### Task inputs:
----

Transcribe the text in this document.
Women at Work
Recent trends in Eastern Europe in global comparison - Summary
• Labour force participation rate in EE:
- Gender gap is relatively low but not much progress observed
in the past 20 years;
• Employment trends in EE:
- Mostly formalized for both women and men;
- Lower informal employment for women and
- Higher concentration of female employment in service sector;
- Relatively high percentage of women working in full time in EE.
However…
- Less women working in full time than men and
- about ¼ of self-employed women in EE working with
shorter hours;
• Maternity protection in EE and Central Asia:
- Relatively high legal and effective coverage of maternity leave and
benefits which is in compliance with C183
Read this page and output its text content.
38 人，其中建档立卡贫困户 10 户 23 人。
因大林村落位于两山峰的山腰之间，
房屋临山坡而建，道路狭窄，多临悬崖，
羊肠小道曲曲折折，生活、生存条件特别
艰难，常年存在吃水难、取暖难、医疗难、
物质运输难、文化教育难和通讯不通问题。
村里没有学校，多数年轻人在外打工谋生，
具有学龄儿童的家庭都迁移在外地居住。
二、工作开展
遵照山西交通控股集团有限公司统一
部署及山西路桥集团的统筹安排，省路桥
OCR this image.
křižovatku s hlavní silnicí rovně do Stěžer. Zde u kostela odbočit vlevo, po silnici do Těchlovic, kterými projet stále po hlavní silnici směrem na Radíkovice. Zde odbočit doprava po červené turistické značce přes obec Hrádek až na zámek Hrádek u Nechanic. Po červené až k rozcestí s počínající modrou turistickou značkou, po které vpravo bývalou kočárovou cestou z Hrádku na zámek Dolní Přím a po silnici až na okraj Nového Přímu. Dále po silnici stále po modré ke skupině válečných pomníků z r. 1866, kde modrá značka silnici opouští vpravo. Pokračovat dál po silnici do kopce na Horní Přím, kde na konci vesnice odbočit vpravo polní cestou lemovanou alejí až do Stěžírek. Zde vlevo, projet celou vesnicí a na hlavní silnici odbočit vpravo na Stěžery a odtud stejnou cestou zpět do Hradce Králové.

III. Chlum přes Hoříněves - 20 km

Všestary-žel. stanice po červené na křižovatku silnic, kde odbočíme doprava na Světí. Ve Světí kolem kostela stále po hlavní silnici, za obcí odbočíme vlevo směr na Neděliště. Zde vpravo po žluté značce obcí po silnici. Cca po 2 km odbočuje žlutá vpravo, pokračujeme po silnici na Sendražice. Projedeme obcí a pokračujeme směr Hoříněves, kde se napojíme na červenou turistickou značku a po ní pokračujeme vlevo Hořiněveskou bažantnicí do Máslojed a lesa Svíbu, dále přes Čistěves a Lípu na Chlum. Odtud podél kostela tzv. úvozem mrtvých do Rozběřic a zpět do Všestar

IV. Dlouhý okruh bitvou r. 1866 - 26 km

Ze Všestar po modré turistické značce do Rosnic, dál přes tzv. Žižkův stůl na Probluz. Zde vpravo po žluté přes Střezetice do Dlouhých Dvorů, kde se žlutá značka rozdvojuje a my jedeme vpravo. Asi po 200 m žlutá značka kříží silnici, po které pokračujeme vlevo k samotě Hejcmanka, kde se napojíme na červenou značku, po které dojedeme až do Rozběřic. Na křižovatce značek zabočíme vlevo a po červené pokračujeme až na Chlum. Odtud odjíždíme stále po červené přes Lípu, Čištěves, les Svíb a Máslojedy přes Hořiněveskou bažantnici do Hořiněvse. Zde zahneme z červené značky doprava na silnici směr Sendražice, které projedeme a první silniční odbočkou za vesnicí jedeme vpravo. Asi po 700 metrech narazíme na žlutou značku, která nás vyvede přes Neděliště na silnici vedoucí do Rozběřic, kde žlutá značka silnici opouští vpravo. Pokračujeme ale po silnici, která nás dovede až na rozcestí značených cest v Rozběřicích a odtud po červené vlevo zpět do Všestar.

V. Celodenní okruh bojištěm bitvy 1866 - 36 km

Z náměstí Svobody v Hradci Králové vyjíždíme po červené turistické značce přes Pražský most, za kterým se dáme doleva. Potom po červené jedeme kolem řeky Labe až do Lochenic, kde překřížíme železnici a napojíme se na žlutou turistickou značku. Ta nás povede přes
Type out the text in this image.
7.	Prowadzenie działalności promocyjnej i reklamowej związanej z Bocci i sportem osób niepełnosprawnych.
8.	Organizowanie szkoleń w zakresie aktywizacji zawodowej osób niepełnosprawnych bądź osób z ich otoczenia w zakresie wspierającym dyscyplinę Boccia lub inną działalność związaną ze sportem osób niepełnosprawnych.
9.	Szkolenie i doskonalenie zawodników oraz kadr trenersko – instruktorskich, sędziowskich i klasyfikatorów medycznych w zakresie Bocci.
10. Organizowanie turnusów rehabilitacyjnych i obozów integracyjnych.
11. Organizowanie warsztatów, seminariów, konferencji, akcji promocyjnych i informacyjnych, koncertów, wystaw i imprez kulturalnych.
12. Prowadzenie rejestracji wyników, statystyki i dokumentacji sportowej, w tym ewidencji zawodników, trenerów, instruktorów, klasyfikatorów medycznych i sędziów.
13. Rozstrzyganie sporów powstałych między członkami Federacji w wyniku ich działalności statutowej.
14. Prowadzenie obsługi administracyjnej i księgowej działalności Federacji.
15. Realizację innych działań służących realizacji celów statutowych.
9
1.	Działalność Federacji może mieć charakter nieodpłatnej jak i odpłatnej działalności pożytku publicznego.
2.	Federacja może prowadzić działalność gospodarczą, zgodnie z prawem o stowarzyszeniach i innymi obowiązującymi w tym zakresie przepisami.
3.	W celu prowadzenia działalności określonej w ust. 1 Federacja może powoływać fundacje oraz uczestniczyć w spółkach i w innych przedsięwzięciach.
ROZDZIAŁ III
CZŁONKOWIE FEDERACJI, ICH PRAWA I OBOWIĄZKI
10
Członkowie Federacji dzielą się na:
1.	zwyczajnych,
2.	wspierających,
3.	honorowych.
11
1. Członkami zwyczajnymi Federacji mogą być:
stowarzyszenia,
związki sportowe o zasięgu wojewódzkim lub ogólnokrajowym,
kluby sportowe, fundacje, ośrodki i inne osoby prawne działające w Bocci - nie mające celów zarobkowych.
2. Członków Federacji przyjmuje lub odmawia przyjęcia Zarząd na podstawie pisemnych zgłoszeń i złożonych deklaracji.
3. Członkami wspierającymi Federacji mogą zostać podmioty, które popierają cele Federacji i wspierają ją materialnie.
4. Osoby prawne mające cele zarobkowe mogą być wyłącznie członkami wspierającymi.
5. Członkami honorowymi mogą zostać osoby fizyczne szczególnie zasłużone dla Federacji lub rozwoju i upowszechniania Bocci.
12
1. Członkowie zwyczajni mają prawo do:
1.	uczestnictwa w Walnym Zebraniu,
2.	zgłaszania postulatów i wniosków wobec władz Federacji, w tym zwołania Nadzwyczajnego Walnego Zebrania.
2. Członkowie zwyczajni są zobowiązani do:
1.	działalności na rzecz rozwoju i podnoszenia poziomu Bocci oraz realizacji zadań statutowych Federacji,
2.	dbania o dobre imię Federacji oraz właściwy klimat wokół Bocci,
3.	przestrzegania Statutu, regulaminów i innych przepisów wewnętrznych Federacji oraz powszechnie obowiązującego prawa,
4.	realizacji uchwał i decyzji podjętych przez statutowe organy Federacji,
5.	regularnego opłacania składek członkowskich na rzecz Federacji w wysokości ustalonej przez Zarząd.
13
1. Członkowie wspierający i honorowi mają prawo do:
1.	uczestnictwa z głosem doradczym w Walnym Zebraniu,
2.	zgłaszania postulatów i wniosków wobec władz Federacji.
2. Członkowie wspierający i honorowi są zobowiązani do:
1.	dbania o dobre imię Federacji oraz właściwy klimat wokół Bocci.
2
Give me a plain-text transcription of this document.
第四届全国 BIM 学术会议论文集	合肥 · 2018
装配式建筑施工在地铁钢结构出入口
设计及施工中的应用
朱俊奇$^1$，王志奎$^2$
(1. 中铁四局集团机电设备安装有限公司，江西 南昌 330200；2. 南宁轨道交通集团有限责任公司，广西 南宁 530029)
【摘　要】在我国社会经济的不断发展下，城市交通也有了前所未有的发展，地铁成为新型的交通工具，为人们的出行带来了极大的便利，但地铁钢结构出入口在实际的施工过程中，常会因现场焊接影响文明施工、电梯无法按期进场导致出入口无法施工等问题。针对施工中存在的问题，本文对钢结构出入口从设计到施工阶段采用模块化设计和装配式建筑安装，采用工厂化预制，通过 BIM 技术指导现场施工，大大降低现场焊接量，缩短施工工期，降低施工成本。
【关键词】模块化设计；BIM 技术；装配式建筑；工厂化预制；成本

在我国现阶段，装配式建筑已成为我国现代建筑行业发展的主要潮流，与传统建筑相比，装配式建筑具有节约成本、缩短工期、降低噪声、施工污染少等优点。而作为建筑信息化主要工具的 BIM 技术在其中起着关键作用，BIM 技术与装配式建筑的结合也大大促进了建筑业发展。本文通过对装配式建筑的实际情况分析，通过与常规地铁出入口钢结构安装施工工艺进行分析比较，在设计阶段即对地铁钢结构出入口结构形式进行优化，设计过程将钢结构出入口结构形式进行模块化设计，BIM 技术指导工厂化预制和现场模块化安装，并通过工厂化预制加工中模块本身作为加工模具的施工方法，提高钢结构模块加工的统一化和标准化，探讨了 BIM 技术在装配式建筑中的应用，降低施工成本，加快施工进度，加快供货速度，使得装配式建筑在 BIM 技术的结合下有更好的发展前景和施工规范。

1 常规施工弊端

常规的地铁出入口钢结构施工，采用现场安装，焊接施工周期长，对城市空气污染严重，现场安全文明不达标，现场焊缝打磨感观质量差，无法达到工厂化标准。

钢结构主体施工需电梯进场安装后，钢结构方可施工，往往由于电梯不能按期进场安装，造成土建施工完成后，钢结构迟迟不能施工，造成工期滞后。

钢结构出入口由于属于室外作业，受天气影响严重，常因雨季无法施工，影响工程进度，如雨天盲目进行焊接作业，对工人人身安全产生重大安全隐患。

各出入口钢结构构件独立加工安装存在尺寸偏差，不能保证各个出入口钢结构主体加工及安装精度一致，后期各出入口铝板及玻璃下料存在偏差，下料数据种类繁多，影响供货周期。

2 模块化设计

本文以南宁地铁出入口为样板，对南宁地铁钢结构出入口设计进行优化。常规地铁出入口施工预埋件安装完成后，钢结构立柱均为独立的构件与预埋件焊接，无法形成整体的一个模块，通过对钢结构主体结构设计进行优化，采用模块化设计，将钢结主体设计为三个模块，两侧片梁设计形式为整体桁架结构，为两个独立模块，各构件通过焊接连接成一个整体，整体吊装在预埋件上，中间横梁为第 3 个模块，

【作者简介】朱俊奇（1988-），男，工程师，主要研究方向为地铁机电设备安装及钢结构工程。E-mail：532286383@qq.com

----

### What to work on:
Pick out all lines containing the string "full".

### Solution for this exercise:
- Relatively high percentage of women working in full time in EE.
- Less women working in full time than men and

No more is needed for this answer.